**Work to be completed:** Within the listing below, locate all lines containing the word "Total". Copy each one.

**Exercise data:**

○ ○ ○ ○

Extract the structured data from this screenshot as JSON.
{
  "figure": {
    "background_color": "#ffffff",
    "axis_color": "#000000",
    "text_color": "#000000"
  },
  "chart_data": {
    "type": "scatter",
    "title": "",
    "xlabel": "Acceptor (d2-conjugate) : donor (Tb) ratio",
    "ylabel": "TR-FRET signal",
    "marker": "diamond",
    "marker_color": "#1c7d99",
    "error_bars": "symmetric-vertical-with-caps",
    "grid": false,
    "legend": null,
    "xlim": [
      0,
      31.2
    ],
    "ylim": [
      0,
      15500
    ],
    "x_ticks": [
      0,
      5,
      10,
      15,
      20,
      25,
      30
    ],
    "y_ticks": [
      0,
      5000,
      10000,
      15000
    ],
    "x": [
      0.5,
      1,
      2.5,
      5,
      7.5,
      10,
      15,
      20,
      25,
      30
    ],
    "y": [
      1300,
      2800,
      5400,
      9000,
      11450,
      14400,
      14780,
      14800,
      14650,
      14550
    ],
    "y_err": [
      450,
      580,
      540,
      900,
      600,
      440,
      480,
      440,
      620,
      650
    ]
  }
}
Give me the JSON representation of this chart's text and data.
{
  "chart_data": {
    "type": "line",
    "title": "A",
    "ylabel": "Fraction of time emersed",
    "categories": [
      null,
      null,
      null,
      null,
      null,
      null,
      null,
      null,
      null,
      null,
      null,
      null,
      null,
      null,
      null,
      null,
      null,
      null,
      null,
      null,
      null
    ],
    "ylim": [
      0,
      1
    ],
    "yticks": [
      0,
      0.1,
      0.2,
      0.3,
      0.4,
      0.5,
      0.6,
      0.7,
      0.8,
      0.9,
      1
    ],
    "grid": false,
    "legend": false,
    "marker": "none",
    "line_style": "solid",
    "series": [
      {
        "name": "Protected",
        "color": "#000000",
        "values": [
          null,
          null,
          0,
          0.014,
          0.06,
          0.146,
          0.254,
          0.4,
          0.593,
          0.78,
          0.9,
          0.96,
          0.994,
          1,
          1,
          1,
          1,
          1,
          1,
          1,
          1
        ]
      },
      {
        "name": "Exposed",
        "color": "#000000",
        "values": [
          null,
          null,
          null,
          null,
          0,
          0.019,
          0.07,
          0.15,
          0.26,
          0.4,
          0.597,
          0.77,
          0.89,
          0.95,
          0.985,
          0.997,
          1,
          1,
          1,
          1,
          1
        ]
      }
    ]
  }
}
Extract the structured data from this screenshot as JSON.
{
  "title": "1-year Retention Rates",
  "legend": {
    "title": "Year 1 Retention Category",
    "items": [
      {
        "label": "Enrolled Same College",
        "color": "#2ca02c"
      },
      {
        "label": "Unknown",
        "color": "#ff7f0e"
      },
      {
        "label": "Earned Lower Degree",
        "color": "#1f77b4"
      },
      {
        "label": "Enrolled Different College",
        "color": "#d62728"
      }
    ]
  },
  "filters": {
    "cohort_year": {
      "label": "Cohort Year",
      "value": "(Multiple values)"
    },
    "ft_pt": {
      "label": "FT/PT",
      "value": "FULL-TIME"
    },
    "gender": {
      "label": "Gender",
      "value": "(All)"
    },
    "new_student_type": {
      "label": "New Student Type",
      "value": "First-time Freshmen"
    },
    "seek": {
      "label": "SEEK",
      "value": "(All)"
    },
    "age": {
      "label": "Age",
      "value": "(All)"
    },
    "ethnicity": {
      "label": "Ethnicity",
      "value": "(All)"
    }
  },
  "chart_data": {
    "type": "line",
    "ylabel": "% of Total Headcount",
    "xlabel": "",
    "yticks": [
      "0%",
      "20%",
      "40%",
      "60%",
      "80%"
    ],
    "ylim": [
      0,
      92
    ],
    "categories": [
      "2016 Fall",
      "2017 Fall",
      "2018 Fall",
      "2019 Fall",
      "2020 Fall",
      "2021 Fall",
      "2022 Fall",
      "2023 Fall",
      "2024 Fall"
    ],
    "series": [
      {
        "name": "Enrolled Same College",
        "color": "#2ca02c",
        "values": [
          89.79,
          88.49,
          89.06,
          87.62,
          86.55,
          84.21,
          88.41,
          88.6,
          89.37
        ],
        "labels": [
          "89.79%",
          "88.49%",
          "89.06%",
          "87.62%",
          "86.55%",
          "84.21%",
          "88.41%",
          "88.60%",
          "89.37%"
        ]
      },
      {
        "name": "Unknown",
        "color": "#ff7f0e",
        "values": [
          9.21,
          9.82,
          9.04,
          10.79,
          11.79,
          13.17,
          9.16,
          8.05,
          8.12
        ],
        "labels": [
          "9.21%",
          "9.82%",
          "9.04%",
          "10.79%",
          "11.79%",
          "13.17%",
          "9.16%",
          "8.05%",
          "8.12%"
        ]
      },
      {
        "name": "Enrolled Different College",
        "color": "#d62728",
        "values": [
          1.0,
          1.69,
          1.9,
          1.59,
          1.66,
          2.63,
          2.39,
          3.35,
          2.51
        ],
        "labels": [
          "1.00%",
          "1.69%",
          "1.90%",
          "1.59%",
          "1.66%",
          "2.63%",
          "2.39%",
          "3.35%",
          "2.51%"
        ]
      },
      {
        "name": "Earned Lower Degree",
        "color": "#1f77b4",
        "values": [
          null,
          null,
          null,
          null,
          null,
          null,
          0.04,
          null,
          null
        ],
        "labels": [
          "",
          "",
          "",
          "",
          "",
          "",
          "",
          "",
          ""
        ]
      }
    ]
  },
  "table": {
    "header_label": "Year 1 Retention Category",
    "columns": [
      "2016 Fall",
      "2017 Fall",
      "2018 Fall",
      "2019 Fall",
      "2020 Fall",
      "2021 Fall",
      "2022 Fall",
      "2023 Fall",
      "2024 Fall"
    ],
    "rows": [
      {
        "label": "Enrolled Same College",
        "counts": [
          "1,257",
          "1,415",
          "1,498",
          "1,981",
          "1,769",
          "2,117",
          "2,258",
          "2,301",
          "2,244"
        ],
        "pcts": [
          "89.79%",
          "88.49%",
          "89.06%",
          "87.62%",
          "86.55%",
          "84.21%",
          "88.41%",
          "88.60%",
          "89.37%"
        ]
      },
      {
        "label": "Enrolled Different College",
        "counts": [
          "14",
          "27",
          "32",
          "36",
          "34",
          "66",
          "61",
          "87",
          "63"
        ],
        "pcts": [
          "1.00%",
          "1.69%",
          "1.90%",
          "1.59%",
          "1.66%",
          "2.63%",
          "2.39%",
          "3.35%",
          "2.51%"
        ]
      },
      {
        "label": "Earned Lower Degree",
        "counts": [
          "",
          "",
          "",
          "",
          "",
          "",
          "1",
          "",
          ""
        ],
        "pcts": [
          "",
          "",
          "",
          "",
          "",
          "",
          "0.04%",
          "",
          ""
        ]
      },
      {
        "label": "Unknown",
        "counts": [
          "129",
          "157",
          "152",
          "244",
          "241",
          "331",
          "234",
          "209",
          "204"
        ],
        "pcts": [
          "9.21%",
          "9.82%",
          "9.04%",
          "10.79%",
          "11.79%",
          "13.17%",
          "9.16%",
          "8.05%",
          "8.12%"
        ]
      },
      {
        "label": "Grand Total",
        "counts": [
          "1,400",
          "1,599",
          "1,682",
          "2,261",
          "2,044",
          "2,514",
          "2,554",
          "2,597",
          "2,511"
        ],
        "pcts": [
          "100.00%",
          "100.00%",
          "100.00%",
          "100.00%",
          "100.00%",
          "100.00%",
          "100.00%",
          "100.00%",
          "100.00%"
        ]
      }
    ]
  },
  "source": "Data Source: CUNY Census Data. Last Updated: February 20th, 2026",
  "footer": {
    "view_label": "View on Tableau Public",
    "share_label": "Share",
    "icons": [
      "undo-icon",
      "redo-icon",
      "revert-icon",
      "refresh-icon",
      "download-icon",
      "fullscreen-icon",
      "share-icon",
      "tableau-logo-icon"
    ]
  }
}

○ ○ ○ ○

**Solved problem:**
    "ylabel": "% of Total Headcount",
        "label": "Grand Total",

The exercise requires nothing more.